> **Task goal**
Answer with one number only: the number of lines that include the word "Pennsylvania".

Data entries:
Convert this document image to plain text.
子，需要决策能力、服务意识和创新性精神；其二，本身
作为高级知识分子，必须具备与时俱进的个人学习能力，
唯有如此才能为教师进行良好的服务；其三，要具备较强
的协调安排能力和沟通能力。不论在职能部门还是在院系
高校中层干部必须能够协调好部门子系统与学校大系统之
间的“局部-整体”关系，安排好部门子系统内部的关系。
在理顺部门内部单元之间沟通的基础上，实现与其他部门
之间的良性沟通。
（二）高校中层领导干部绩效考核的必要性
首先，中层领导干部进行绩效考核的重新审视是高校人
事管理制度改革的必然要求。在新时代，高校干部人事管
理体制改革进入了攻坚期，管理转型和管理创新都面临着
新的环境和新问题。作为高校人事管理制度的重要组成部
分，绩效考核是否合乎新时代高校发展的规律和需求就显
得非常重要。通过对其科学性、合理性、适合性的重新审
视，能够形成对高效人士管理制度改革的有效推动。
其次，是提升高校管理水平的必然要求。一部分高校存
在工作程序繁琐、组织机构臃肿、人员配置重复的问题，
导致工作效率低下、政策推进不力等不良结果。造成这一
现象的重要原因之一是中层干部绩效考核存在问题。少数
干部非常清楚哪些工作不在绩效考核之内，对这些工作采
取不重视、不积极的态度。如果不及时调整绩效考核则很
---
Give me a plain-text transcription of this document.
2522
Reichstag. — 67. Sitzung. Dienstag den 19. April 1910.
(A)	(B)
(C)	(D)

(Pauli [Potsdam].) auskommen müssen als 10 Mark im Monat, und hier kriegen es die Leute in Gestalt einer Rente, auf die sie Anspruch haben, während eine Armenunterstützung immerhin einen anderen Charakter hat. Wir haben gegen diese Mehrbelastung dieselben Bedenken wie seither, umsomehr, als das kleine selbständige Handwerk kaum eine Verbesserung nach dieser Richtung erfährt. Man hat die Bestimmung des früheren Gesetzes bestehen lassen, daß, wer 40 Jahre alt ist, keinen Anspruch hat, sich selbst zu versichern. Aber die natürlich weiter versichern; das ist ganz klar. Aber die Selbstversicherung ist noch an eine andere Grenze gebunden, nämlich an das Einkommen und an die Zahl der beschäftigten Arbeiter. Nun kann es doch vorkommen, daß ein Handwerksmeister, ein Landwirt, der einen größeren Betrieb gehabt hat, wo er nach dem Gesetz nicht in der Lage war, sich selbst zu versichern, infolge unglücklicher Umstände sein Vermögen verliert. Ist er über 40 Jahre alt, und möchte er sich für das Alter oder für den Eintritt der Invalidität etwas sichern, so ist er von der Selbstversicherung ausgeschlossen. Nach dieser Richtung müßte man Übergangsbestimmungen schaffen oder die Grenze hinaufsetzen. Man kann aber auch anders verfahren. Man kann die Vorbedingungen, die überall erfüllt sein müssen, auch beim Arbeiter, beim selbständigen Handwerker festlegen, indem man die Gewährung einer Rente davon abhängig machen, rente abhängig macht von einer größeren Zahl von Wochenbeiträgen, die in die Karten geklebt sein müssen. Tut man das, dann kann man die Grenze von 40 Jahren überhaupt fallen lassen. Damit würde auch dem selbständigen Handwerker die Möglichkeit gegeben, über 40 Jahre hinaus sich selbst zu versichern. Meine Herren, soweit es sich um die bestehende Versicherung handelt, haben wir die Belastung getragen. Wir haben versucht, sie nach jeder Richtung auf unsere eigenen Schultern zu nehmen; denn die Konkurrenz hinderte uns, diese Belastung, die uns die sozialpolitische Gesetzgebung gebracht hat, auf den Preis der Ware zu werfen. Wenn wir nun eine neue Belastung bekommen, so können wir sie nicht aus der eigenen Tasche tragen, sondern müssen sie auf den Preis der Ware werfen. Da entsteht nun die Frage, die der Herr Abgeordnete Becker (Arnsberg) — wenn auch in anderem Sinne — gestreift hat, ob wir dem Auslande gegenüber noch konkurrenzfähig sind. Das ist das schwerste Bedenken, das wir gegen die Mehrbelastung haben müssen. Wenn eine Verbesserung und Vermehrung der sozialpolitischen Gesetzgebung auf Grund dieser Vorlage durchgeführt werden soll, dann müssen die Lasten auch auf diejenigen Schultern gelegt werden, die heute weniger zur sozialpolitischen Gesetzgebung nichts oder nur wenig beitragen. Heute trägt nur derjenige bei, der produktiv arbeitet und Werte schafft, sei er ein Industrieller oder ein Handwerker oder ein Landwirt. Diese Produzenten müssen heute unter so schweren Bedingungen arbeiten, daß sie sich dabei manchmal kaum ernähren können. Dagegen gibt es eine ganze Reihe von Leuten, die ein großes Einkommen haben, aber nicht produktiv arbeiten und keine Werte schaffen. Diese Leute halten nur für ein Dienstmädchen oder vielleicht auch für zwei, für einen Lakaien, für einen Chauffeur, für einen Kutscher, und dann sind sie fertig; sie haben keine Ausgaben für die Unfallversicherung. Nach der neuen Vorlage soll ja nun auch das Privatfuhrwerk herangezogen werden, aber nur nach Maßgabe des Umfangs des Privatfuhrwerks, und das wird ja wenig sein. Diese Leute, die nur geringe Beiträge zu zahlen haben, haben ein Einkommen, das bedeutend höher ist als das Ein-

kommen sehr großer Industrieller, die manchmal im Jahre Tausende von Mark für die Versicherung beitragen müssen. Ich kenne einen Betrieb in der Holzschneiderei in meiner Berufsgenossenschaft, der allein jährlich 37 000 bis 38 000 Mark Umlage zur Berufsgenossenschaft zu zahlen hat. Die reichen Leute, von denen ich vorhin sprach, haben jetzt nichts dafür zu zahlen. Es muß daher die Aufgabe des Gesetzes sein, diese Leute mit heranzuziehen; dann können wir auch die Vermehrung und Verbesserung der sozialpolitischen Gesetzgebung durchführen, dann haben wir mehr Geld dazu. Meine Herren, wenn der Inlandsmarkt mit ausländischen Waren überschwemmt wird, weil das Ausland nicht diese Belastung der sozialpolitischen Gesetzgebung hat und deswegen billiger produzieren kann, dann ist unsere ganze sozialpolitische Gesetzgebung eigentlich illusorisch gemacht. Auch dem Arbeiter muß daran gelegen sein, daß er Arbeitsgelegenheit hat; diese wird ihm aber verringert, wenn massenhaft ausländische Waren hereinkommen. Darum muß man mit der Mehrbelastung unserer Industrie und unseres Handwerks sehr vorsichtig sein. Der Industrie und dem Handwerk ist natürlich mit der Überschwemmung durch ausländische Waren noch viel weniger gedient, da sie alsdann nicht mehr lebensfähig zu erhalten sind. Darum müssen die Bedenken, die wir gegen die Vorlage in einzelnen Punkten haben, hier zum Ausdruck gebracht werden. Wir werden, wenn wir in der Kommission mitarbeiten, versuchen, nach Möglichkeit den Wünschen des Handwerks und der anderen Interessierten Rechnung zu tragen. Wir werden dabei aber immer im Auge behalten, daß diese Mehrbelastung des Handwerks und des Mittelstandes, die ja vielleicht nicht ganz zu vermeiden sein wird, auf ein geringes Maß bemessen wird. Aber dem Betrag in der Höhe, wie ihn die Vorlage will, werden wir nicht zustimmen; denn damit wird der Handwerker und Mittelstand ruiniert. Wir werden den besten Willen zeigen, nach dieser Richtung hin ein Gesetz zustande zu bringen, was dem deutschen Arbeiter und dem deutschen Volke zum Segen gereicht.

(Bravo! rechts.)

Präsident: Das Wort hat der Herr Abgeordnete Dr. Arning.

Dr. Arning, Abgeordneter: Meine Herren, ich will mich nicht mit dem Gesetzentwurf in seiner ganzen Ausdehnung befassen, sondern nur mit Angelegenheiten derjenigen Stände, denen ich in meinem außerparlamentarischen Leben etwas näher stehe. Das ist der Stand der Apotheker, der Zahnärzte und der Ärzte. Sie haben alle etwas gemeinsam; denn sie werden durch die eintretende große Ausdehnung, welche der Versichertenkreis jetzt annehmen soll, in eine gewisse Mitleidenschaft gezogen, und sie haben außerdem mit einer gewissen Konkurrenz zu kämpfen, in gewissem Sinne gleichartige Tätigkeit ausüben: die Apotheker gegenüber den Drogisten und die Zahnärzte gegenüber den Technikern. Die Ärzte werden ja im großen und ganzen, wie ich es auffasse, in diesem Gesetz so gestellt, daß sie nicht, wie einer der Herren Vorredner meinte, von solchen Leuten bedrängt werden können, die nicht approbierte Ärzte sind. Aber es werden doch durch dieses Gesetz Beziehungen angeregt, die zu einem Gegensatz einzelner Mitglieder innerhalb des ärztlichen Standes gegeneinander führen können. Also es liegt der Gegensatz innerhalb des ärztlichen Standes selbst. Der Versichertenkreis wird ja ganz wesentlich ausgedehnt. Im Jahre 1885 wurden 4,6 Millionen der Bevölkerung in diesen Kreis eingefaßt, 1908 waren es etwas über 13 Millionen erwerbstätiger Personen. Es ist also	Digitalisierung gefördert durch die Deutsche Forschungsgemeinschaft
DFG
==
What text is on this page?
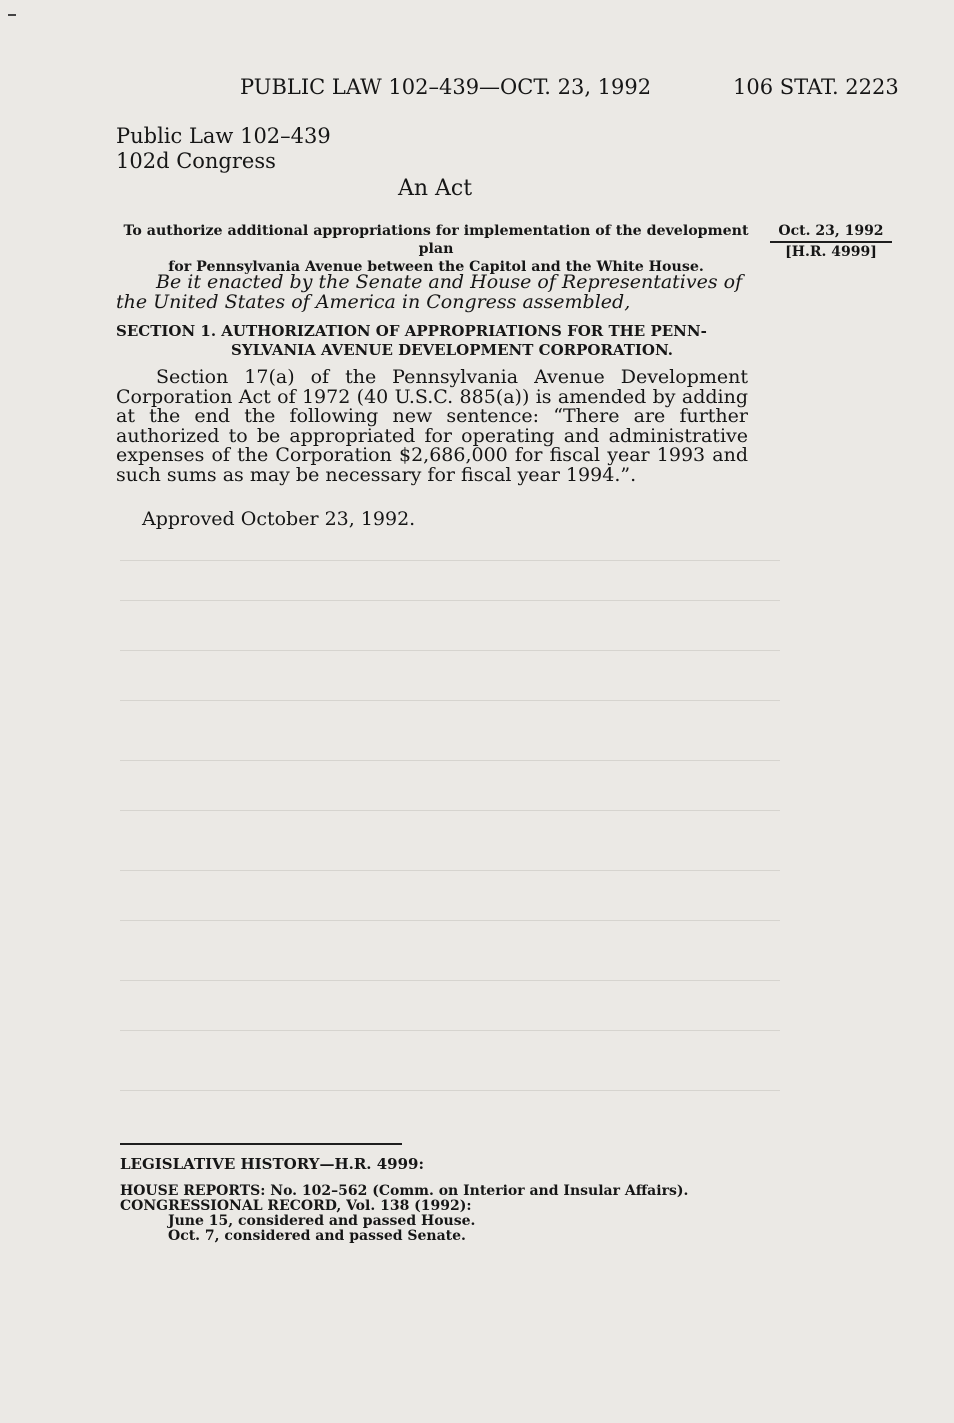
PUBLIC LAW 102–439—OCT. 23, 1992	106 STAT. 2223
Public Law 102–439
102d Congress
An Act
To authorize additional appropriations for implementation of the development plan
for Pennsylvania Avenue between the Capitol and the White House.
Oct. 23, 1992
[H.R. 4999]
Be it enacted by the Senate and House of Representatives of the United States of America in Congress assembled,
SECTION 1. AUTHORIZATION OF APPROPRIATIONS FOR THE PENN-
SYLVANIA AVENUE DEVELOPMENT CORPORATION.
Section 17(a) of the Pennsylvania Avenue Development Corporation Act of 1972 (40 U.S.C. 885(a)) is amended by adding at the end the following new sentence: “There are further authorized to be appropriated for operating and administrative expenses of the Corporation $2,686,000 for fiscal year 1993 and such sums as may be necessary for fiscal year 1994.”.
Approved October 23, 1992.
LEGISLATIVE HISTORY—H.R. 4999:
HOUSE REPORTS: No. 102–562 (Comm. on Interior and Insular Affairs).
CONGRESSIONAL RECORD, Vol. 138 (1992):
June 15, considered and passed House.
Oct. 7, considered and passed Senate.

> **Result of this exercise**
2